Page text dataset records
###
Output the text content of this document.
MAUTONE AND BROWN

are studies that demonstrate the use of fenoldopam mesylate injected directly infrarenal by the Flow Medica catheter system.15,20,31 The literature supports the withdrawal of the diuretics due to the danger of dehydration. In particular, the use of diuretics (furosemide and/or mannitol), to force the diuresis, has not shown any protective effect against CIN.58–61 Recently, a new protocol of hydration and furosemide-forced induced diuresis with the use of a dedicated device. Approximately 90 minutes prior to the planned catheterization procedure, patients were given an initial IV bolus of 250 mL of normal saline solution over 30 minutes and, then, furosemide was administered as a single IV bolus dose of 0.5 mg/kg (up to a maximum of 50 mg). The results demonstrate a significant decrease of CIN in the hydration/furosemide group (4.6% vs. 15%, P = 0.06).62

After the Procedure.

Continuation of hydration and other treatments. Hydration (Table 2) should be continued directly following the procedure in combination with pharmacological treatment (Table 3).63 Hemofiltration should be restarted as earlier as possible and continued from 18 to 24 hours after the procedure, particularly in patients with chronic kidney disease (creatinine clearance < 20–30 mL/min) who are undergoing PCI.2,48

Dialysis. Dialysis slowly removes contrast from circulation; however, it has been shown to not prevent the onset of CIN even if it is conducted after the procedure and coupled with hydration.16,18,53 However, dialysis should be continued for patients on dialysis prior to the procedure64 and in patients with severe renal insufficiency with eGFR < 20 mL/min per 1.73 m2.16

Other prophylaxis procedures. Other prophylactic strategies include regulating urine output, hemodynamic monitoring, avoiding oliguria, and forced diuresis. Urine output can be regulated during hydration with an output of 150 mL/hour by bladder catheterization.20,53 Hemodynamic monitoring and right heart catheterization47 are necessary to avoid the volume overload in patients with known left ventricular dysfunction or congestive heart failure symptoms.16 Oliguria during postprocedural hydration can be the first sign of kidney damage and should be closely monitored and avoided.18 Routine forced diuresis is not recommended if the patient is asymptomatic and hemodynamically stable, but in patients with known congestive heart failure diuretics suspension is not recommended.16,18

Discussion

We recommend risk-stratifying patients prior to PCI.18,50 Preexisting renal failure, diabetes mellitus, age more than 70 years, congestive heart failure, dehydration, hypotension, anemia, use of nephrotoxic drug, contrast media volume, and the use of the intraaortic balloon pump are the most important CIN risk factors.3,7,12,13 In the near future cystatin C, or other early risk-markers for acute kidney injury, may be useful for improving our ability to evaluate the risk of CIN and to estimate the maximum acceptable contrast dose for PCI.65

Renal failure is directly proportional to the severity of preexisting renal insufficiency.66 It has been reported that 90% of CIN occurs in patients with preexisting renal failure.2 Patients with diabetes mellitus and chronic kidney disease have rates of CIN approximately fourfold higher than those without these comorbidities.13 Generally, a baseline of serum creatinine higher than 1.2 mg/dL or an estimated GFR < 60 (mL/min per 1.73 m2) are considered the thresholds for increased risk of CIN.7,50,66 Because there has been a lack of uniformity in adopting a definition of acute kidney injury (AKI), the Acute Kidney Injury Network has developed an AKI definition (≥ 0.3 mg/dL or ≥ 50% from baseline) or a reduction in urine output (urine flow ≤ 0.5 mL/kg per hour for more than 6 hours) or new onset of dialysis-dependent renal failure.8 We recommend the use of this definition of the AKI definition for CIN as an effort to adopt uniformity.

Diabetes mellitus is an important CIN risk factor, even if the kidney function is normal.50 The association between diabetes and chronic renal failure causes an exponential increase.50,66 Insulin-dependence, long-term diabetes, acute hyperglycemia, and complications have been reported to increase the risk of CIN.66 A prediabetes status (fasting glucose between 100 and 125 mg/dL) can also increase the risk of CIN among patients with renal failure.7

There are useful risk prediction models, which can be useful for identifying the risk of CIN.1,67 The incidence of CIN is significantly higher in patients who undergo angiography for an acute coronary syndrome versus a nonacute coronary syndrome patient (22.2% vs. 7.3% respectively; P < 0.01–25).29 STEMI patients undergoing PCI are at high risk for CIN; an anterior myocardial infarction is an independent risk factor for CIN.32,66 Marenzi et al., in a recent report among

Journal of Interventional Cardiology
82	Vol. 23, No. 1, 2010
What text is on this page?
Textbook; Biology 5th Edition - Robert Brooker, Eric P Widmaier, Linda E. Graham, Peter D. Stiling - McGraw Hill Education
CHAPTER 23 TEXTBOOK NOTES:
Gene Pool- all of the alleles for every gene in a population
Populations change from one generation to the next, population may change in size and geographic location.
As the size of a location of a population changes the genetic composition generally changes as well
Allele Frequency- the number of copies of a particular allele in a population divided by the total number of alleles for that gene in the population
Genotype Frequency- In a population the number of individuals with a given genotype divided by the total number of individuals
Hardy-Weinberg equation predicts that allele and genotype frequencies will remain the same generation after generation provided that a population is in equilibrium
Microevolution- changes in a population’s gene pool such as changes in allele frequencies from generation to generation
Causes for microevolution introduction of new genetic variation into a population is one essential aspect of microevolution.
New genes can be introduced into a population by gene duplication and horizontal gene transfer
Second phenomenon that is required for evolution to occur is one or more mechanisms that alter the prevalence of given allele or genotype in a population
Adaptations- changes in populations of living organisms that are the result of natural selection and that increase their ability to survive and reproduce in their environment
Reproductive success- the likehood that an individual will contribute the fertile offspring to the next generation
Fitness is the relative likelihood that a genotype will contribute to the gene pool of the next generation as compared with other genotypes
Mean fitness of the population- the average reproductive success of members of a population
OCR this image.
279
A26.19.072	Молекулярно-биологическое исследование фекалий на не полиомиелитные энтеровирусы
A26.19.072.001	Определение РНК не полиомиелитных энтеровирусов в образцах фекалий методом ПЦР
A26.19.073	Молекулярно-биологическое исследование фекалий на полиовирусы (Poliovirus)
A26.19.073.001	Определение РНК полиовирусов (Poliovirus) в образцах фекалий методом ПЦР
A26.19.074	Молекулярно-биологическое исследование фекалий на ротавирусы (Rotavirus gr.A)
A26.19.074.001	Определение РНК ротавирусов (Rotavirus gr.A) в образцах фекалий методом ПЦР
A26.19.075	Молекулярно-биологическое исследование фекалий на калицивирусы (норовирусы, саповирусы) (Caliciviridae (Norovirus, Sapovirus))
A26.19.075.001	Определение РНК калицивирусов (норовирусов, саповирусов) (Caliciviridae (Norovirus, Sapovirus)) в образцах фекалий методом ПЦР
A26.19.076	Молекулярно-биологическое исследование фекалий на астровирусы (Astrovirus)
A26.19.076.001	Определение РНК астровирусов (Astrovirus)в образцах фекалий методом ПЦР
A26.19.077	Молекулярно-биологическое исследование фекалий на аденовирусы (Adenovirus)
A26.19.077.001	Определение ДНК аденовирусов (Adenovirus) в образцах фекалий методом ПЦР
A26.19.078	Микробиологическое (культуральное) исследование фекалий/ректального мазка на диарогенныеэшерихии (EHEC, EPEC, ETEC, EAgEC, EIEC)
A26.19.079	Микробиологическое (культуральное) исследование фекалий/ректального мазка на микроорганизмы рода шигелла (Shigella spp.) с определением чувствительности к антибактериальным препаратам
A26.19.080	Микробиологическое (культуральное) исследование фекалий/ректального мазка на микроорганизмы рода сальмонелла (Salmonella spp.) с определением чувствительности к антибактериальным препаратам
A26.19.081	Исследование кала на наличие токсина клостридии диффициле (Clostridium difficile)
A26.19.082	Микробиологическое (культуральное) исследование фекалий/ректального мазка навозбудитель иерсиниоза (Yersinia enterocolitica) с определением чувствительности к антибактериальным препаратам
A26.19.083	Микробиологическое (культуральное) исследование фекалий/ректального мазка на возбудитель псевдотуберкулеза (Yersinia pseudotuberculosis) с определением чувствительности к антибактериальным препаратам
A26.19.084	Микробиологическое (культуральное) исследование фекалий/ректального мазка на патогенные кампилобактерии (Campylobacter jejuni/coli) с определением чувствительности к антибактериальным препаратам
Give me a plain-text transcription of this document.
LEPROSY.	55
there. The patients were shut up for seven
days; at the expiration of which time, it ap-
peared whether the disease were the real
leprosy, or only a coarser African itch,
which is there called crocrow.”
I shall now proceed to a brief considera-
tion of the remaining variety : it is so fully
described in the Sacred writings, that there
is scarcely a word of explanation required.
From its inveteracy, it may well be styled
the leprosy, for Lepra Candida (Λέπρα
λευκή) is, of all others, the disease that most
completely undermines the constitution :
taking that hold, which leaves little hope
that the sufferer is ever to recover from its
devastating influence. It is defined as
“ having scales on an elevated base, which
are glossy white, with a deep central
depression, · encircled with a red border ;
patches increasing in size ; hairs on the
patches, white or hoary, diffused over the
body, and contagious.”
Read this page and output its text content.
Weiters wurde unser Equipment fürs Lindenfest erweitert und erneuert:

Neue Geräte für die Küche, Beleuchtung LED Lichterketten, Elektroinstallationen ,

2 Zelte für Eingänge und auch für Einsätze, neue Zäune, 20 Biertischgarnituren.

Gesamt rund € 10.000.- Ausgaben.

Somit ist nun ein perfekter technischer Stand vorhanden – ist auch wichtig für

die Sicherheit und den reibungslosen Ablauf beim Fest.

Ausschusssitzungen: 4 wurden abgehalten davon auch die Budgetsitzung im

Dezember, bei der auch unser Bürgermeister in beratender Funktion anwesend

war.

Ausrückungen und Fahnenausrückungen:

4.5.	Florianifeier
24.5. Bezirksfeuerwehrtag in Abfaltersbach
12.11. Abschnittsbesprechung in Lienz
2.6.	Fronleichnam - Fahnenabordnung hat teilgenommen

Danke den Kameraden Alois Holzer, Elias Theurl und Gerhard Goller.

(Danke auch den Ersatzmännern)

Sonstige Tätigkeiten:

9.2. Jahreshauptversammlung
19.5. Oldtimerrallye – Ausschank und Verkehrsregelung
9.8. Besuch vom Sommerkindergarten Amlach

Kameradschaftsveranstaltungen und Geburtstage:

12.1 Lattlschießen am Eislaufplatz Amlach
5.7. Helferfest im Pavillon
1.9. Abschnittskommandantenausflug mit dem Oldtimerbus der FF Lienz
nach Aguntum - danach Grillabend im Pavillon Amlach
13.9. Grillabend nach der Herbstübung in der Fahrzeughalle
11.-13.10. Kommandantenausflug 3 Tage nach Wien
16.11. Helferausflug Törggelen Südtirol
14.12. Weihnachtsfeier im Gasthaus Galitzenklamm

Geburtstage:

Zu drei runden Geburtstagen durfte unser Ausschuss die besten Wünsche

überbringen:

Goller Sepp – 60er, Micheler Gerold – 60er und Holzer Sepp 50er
###
◆ What is expected ◆
For each line above that holds the string "success", provide a copy of that line.

◆ Solution below ◆
Reproductive success- the likehood that an individual will contribute the fertile offspring to the next generation
Mean fitness of the population- the average reproductive success of members of a population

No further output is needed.